(DIRECTIONS FOR THIS TASK)
Give only the number of lines that contain the word "trường".

(MATERIAL FOR THE TASK)
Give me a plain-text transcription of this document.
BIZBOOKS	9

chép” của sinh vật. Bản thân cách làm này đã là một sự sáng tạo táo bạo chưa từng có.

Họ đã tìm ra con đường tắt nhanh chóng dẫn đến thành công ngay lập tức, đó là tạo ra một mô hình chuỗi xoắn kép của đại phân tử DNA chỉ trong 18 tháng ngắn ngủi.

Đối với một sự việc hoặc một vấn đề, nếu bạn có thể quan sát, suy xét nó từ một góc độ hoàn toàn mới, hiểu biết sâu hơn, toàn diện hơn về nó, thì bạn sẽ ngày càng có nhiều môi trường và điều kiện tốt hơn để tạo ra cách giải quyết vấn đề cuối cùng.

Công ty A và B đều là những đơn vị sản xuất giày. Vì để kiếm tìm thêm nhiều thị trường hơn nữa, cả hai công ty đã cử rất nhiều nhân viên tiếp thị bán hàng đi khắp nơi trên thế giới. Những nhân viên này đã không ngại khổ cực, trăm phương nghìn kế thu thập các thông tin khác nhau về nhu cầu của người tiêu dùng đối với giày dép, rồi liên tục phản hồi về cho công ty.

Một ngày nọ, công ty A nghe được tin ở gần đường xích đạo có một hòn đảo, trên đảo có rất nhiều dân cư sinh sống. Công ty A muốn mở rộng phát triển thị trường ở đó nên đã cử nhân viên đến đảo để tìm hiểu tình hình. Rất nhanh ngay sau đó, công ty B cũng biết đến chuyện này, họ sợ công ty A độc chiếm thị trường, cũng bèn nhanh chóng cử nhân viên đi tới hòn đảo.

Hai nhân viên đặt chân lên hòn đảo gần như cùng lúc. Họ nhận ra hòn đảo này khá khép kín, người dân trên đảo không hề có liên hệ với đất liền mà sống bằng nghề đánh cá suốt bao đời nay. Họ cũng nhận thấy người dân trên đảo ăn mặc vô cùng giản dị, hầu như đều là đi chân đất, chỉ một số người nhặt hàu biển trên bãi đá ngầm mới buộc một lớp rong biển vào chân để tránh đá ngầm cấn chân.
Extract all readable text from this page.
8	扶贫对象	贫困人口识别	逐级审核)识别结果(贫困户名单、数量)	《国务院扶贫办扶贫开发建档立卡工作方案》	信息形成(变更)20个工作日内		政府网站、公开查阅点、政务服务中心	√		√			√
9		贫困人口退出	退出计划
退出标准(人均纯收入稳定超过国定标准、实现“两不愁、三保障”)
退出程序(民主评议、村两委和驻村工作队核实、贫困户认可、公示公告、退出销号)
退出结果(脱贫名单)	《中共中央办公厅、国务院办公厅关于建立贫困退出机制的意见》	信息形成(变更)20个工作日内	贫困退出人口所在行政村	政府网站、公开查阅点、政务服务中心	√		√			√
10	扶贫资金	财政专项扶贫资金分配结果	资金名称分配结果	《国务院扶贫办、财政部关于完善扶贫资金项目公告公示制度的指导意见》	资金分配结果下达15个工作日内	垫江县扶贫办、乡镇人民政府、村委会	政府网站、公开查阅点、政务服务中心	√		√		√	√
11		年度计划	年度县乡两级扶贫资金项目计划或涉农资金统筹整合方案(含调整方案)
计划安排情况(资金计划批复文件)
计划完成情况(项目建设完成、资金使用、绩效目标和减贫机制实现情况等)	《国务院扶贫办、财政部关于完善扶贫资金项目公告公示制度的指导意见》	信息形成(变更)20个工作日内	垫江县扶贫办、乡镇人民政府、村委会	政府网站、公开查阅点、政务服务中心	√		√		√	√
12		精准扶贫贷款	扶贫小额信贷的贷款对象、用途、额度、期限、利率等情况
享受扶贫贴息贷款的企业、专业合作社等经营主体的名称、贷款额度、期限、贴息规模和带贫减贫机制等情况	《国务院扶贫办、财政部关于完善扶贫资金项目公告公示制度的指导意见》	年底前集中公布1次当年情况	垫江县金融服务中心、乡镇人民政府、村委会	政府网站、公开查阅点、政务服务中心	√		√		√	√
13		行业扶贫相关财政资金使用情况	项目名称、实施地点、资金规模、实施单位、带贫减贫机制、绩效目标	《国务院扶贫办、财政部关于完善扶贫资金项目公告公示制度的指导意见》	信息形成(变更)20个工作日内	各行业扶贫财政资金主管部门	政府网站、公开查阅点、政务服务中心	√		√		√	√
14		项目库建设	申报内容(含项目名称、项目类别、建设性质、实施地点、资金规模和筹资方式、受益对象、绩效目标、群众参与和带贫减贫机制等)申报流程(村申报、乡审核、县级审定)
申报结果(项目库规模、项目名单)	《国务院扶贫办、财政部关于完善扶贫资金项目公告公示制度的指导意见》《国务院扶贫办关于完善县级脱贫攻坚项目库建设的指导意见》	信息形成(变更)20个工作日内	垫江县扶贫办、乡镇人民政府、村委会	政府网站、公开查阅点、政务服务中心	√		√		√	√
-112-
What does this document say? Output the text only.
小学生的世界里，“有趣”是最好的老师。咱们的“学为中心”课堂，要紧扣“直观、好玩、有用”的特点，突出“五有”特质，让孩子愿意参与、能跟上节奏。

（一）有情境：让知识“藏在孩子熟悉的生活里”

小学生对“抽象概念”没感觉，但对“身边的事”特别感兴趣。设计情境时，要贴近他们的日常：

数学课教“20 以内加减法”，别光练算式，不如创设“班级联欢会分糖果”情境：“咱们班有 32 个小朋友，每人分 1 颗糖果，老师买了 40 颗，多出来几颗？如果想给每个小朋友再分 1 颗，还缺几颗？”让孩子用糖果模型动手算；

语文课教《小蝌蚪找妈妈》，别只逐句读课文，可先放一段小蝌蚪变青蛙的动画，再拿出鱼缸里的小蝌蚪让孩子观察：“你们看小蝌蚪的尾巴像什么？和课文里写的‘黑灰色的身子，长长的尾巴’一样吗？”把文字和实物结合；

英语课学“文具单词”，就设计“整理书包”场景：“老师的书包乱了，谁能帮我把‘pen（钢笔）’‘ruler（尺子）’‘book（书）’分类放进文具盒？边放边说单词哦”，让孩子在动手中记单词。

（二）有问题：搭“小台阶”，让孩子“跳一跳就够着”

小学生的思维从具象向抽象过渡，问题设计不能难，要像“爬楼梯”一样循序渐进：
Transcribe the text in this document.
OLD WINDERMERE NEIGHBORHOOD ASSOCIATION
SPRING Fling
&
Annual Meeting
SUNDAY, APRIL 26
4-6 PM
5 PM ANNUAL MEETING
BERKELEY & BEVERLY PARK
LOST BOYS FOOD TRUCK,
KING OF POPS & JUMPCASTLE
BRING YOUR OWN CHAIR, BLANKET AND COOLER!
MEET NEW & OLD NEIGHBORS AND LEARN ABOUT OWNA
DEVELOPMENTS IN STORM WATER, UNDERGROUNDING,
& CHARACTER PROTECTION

(RESULT)
3